_Task prompt_
Which lines in the material below contain the word "NYSE"? Copy each of them.
* start Input records *
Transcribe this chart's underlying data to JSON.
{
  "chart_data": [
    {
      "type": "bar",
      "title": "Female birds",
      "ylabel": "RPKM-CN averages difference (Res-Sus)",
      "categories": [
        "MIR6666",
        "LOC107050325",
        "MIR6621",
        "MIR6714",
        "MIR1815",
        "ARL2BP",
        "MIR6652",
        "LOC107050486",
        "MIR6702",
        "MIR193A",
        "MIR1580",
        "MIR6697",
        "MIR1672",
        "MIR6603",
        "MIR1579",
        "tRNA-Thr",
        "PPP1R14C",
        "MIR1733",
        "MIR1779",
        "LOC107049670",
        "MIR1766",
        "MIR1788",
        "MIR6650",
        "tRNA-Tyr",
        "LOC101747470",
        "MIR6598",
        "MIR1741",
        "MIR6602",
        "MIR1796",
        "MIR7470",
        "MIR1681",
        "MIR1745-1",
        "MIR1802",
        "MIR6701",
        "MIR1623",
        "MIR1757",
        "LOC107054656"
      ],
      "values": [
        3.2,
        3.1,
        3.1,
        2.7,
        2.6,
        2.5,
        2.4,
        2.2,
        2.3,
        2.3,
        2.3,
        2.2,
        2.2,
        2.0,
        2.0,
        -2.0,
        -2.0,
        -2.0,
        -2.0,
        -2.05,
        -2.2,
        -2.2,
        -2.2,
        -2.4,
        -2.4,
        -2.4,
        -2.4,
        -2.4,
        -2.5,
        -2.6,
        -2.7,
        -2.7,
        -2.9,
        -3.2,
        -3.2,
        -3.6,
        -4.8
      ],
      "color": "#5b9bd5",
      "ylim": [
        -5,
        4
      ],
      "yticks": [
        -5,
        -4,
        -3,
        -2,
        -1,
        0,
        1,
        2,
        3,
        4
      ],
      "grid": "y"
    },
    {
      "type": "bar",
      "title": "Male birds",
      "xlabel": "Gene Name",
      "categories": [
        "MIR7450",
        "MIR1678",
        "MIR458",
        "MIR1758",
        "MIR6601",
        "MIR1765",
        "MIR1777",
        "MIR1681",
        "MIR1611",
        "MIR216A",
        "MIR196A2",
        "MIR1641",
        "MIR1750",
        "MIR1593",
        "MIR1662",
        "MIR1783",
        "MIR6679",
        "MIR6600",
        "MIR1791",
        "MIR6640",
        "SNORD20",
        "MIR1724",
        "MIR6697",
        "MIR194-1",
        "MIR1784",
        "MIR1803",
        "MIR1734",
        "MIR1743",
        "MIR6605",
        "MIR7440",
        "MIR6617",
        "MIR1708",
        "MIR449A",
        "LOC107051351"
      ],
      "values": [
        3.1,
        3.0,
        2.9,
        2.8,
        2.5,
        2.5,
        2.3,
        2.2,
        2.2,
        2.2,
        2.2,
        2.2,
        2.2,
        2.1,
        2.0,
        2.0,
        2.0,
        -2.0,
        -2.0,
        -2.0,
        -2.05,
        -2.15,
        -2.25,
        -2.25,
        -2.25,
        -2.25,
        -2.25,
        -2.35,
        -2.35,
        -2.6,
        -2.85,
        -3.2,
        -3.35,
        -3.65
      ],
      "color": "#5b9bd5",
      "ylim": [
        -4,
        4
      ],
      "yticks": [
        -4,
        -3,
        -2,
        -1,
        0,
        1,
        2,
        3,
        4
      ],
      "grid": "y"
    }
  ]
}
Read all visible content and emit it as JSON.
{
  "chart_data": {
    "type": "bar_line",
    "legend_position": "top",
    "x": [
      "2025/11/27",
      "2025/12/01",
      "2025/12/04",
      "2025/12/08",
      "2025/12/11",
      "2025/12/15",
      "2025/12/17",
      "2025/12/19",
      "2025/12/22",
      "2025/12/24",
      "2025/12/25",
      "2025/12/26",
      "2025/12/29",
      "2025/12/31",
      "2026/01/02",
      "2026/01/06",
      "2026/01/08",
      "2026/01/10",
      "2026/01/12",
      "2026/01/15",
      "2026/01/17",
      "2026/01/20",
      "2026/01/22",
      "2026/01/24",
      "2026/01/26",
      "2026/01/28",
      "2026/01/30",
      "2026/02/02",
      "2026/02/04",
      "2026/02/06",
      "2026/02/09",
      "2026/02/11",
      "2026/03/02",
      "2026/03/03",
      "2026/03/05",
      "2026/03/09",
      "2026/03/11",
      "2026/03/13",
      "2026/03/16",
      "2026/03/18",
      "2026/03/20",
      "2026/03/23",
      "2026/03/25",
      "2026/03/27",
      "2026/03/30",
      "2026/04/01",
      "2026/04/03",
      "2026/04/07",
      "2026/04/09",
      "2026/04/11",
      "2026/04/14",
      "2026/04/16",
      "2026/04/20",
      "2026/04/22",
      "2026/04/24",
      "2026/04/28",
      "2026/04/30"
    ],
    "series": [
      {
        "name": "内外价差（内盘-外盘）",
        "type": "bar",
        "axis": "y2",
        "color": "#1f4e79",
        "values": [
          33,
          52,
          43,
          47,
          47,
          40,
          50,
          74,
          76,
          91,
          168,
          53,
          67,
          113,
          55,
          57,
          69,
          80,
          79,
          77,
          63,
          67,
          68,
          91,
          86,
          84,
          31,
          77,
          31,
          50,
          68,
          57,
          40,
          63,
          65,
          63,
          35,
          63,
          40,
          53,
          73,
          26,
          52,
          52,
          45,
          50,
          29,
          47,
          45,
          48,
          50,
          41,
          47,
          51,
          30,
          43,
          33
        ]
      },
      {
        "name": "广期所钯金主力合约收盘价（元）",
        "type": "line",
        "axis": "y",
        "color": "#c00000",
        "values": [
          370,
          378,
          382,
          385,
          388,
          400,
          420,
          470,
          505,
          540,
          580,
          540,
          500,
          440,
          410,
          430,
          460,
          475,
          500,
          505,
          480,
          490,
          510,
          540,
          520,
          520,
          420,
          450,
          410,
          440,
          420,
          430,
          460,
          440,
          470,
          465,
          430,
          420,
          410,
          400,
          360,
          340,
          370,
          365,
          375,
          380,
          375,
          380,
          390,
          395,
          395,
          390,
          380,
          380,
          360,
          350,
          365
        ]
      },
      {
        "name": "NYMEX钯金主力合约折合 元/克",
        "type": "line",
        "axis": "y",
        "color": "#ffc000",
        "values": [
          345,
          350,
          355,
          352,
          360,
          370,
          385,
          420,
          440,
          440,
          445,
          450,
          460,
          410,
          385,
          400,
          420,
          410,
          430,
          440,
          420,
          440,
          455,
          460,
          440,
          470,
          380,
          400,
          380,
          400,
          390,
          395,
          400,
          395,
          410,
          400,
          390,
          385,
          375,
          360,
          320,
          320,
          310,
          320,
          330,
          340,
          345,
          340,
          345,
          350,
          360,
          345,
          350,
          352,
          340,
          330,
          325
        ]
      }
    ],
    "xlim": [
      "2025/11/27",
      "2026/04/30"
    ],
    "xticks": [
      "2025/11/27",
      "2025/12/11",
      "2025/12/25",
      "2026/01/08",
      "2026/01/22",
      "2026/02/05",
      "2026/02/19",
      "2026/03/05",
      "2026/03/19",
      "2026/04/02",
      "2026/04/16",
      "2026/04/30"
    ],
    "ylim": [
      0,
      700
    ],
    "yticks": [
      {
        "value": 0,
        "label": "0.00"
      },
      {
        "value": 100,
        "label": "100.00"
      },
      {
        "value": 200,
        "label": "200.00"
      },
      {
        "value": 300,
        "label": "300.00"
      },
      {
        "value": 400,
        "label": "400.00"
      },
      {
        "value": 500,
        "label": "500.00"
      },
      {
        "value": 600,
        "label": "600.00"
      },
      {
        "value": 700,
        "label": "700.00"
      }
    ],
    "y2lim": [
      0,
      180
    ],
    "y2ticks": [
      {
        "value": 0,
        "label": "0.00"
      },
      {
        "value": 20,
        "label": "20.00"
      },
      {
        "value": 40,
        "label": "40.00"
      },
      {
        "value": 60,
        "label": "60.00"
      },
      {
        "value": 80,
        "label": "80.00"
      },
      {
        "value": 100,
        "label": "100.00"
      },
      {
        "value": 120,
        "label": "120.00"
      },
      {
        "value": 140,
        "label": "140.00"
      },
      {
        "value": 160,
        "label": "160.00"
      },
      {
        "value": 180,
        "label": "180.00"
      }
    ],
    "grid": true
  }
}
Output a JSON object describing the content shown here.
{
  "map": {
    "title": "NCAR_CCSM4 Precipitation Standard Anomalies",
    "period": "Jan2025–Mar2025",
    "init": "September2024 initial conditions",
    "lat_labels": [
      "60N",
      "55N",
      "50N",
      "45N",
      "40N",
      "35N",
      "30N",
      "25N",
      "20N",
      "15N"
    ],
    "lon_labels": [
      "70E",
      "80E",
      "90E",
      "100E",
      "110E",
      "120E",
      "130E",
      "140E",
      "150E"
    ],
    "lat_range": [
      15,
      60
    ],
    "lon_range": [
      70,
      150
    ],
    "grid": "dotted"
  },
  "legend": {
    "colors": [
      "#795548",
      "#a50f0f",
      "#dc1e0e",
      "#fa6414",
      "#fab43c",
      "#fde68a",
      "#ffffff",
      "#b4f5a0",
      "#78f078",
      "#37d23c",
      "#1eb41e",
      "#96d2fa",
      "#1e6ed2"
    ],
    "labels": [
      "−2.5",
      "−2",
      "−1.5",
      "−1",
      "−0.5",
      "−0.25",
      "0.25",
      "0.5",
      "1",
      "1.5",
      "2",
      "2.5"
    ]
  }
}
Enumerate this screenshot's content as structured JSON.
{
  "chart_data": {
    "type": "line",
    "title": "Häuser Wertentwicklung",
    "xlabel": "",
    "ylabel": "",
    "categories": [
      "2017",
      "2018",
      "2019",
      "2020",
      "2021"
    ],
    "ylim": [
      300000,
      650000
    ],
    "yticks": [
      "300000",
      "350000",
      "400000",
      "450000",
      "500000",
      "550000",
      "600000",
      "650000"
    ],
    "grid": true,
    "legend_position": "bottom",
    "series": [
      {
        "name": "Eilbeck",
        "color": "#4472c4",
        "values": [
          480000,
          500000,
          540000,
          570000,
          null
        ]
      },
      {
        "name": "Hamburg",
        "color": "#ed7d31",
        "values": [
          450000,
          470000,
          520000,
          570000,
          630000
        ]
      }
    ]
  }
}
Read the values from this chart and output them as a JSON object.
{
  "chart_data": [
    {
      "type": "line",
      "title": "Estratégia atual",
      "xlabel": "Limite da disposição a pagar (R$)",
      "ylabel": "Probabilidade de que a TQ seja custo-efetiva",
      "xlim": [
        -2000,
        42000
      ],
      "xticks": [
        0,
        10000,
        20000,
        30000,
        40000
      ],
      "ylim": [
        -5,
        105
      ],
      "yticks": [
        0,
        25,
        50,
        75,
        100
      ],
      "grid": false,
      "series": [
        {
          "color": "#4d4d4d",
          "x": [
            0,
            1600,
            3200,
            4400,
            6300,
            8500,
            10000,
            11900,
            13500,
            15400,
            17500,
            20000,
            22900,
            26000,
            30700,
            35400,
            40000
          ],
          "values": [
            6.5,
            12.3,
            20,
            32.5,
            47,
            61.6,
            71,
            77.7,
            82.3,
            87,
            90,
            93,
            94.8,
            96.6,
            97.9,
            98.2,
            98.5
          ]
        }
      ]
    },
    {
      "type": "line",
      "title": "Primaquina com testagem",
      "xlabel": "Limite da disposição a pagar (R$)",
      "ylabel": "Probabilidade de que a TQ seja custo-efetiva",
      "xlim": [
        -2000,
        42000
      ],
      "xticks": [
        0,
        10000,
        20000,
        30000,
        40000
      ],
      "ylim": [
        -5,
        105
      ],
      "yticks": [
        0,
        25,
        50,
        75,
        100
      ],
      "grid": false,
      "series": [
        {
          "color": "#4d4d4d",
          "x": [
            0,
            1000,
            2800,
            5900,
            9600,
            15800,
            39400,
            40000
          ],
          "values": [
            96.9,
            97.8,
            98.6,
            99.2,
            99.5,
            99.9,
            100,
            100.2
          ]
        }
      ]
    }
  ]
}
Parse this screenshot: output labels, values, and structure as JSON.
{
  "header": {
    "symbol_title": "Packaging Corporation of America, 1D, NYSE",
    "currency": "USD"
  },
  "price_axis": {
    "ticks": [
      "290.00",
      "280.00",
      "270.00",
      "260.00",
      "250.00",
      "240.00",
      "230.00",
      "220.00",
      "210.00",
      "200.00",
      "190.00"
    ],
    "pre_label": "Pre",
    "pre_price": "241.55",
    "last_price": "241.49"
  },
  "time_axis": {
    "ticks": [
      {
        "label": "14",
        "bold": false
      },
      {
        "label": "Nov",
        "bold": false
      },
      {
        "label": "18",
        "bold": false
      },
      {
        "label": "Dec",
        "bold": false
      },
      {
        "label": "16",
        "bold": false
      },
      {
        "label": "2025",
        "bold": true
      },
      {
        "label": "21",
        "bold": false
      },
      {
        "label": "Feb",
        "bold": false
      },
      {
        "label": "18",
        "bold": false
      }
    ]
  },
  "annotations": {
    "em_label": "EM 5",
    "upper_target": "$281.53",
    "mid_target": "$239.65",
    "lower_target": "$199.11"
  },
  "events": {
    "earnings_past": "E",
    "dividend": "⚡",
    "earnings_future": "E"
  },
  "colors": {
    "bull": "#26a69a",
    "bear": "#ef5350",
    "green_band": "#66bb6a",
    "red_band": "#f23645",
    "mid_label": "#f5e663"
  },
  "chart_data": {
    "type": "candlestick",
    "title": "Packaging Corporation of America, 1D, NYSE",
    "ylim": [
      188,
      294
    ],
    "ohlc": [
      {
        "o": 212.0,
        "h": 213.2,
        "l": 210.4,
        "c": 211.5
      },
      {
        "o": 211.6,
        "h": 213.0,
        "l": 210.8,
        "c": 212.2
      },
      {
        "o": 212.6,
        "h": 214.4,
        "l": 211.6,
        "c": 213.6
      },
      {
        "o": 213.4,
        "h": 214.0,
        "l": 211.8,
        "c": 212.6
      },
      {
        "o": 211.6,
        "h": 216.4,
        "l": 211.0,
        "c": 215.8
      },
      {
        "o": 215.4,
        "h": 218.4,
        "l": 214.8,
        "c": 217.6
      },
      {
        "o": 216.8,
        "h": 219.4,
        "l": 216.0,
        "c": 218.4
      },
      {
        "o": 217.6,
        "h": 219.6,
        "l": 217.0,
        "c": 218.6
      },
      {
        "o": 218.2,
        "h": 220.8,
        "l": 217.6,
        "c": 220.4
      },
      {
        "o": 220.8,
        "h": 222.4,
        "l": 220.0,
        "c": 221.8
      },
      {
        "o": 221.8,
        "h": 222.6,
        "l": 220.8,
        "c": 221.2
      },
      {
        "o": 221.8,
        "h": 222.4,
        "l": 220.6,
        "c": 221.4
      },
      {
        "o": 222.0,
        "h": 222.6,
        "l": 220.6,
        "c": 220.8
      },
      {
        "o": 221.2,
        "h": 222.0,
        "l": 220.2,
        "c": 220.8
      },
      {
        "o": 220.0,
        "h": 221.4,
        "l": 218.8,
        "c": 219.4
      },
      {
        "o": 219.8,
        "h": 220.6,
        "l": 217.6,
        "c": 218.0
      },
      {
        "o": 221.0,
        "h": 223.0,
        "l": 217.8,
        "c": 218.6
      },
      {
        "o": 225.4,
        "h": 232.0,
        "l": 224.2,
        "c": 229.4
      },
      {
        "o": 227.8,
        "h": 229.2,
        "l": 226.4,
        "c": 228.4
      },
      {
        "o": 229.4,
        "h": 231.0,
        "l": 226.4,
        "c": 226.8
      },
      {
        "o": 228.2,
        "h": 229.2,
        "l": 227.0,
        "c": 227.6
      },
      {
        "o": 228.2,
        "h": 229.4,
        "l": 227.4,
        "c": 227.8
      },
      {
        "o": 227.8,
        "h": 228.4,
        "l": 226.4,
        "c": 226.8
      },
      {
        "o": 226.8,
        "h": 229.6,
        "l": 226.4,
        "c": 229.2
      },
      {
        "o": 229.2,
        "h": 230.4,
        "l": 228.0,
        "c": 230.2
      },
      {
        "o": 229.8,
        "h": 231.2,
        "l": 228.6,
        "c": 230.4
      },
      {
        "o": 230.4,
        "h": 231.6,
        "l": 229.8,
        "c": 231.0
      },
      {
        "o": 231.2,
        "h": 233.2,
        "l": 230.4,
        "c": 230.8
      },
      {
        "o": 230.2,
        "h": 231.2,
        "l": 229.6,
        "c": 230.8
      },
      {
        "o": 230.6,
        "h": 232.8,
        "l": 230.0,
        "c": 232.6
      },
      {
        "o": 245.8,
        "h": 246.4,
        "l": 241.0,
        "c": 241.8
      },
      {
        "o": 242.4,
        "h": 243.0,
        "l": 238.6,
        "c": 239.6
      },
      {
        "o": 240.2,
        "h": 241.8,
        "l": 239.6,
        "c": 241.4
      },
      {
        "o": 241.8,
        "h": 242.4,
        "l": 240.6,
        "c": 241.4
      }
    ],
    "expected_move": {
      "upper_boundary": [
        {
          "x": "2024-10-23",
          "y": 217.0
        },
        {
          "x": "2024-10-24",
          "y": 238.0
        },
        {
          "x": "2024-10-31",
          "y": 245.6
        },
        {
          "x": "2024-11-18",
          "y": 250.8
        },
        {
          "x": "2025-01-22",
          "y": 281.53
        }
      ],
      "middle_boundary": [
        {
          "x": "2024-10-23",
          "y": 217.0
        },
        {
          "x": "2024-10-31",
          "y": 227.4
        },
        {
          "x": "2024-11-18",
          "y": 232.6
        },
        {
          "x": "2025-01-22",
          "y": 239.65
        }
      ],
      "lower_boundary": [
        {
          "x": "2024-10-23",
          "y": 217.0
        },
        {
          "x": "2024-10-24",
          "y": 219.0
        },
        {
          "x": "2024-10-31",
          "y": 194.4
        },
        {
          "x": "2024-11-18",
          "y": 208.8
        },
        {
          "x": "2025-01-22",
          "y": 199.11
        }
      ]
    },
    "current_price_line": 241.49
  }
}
* end Input records *
_Answer_
    "symbol_title": "Packaging Corporation of America, 1D, NYSE",
    "title": "Packaging Corporation of America, 1D, NYSE",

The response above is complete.